Task requirements
The full listing, excluding its pictures, should be printed exactly as it stands.

──────── Record set

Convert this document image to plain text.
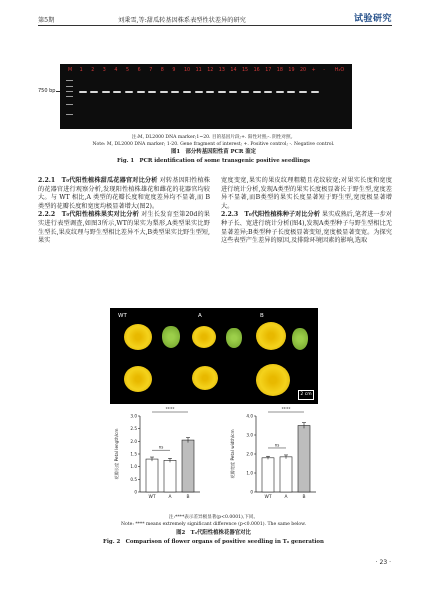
第5期	刘秉雪,等:甜瓜转基因株系表型性状差异的研究	试验研究
750 bp
M 1 2 3 4 5 6 7 8 9 10 11 12 13 14 15 16 17 18 19 20 + - H₂O
注:M, DL2000 DNA marker;1~20. 目的基因片段;+. 阳性对照;-. 阴性对照。
Note: M, DL2000 DNA marker; 1-20. Gene fragment of interest; +. Positive control; -. Negative control.
图1　部分转基因阳性苗 PCR 鉴定
Fig. 1　PCR identification of some transgenic positive seedlings

2.2.1　T₀代阳性植株甜瓜花器官对比分析 对转基因阳性植株的花器官进行观察分析,发现阳性植株雄花和雌花的花器官均较大。与 WT 相比,A 类型的花瓣长度和宽度差异均不显著,而 B 类型的花瓣长度和宽度均极显著增大(图2)。

2.2.2　T₀代阳性植株果实对比分析 对生长发育至第20d的果实进行表型调查,如图3所示,WT的果实为梨形,A类型果实比野生型长,果皮纹理与野生型相比差异不大,B类型果实比野生型短,果实

宽度变宽,果实的果皮纹理粗糙且花纹较宽;对果实长度和宽度进行统计分析,发现A类型的果实长度极显著长于野生型,宽度差异不显著,而B类型的果实长度显著短于野生型,宽度极显著增大。

2.2.3　T₀代阳性植株种子对比分析 果实成熟后,笔者进一步对种子长、宽进行统计分析(图4),发现A类型种子与野生型相比无显著差异;B类型种子长度极显著变短,宽度极显著变宽。为探究这些表型产生差异的原因,及排除环境因素的影响,选取

WT	A	B
2 cm
0
0.5
1.0
1.5
2.0
2.5
3.0
花瓣长度 Petal length/cm
WT	A	B
ns
****
0
1.0
2.0
3.0
4.0
花瓣宽度 Petal width/cm
WT	A	B
ns
****
注:****表示差异极显著(p<0.0001),下同。
Note: **** means extremely significant difference (p<0.0001). The same below.
图2　T₀代阳性植株花器官对比
Fig. 2　Comparison of flower organs of positive seedling in T₀ generation
· 23 ·
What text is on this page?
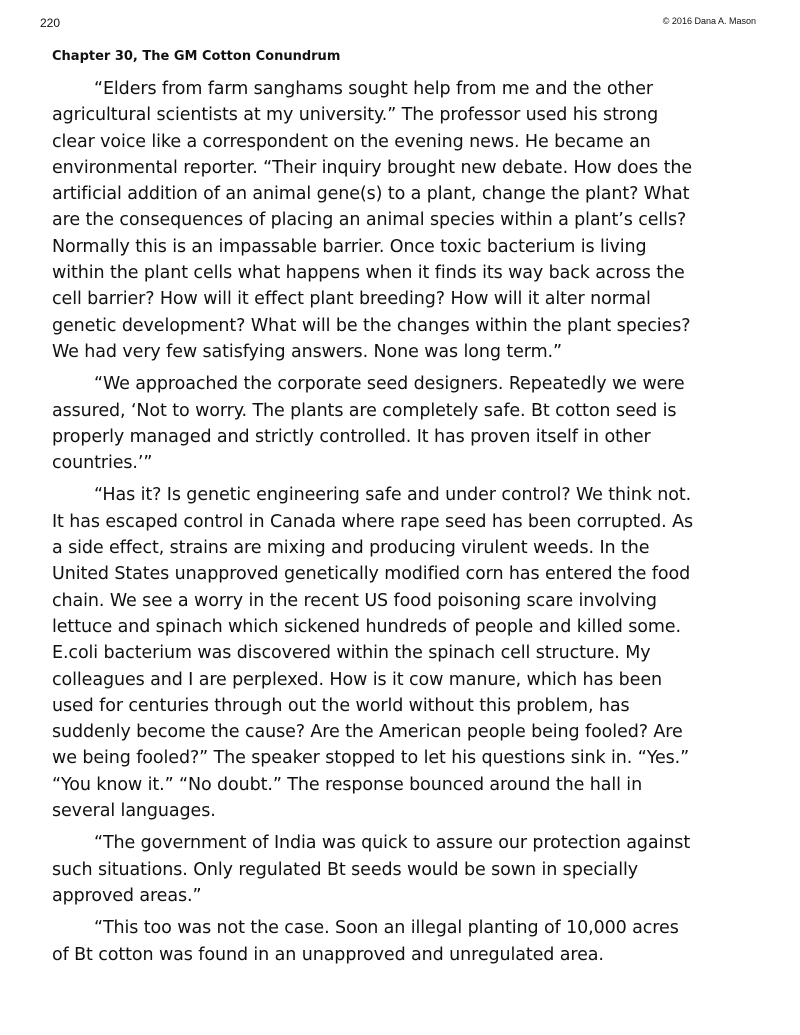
220	© 2016 Dana A. Mason
Chapter 30, The GM Cotton Conundrum

“Elders from farm sanghams sought help from me and the other
agricultural scientists at my university.” The professor used his strong
clear voice like a correspondent on the evening news. He became an
environmental reporter. “Their inquiry brought new debate. How does the
artificial addition of an animal gene(s) to a plant, change the plant? What
are the consequences of placing an animal species within a plant’s cells?
Normally this is an impassable barrier. Once toxic bacterium is living
within the plant cells what happens when it finds its way back across the
cell barrier? How will it effect plant breeding? How will it alter normal
genetic development? What will be the changes within the plant species?
We had very few satisfying answers. None was long term.”

“We approached the corporate seed designers. Repeatedly we were
assured, ‘Not to worry. The plants are completely safe. Bt cotton seed is
properly managed and strictly controlled. It has proven itself in other
countries.’”

“Has it? Is genetic engineering safe and under control? We think not.
It has escaped control in Canada where rape seed has been corrupted. As
a side effect, strains are mixing and producing virulent weeds. In the
United States unapproved genetically modified corn has entered the food
chain. We see a worry in the recent US food poisoning scare involving
lettuce and spinach which sickened hundreds of people and killed some.
E.coli bacterium was discovered within the spinach cell structure. My
colleagues and I are perplexed. How is it cow manure, which has been
used for centuries through out the world without this problem, has
suddenly become the cause? Are the American people being fooled? Are
we being fooled?” The speaker stopped to let his questions sink in. “Yes.”
“You know it.” “No doubt.” The response bounced around the hall in
several languages.

“The government of India was quick to assure our protection against
such situations. Only regulated Bt seeds would be sown in specially
approved areas.”

“This too was not the case. Soon an illegal planting of 10,000 acres
of Bt cotton was found in an unapproved and unregulated area.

────────────────

Written solution
Convert this document image to plain text.
第5期	刘秉雪,等:甜瓜转基因株系表型性状差异的研究	试验研究
750 bp
M 1 2 3 4 5 6 7 8 9 10 11 12 13 14 15 16 17 18 19 20 + - H₂O
注:M, DL2000 DNA marker;1~20. 目的基因片段;+. 阳性对照;-. 阴性对照。
Note: M, DL2000 DNA marker; 1-20. Gene fragment of interest; +. Positive control; -. Negative control.
图1　部分转基因阳性苗 PCR 鉴定
Fig. 1　PCR identification of some transgenic positive seedlings

2.2.1　T₀代阳性植株甜瓜花器官对比分析 对转基因阳性植株的花器官进行观察分析,发现阳性植株雄花和雌花的花器官均较大。与 WT 相比,A 类型的花瓣长度和宽度差异均不显著,而 B 类型的花瓣长度和宽度均极显著增大(图2)。

2.2.2　T₀代阳性植株果实对比分析 对生长发育至第20d的果实进行表型调查,如图3所示,WT的果实为梨形,A类型果实比野生型长,果皮纹理与野生型相比差异不大,B类型果实比野生型短,果实

宽度变宽,果实的果皮纹理粗糙且花纹较宽;对果实长度和宽度进行统计分析,发现A类型的果实长度极显著长于野生型,宽度差异不显著,而B类型的果实长度显著短于野生型,宽度极显著增大。

2.2.3　T₀代阳性植株种子对比分析 果实成熟后,笔者进一步对种子长、宽进行统计分析(图4),发现A类型种子与野生型相比无显著差异;B类型种子长度极显著变短,宽度极显著变宽。为探究这些表型产生差异的原因,及排除环境因素的影响,选取

WT	A	B
2 cm
0
0.5
1.0
1.5
2.0
2.5
3.0
花瓣长度 Petal length/cm
WT	A	B
ns
****
0
1.0
2.0
3.0
4.0
花瓣宽度 Petal width/cm
WT	A	B
ns
****
注:****表示差异极显著(p<0.0001),下同。
Note: **** means extremely significant difference (p<0.0001). The same below.
图2　T₀代阳性植株花器官对比
Fig. 2　Comparison of flower organs of positive seedling in T₀ generation
· 23 ·
What text is on this page?
220	© 2016 Dana A. Mason
Chapter 30, The GM Cotton Conundrum

“Elders from farm sanghams sought help from me and the other
agricultural scientists at my university.” The professor used his strong
clear voice like a correspondent on the evening news. He became an
environmental reporter. “Their inquiry brought new debate. How does the
artificial addition of an animal gene(s) to a plant, change the plant? What
are the consequences of placing an animal species within a plant’s cells?
Normally this is an impassable barrier. Once toxic bacterium is living
within the plant cells what happens when it finds its way back across the
cell barrier? How will it effect plant breeding? How will it alter normal
genetic development? What will be the changes within the plant species?
We had very few satisfying answers. None was long term.”

“We approached the corporate seed designers. Repeatedly we were
assured, ‘Not to worry. The plants are completely safe. Bt cotton seed is
properly managed and strictly controlled. It has proven itself in other
countries.’”

“Has it? Is genetic engineering safe and under control? We think not.
It has escaped control in Canada where rape seed has been corrupted. As
a side effect, strains are mixing and producing virulent weeds. In the
United States unapproved genetically modified corn has entered the food
chain. We see a worry in the recent US food poisoning scare involving
lettuce and spinach which sickened hundreds of people and killed some.
E.coli bacterium was discovered within the spinach cell structure. My
colleagues and I are perplexed. How is it cow manure, which has been
used for centuries through out the world without this problem, has
suddenly become the cause? Are the American people being fooled? Are
we being fooled?” The speaker stopped to let his questions sink in. “Yes.”
“You know it.” “No doubt.” The response bounced around the hall in
several languages.

“The government of India was quick to assure our protection against
such situations. Only regulated Bt seeds would be sown in specially
approved areas.”

“This too was not the case. Soon an illegal planting of 10,000 acres
of Bt cotton was found in an unapproved and unregulated area.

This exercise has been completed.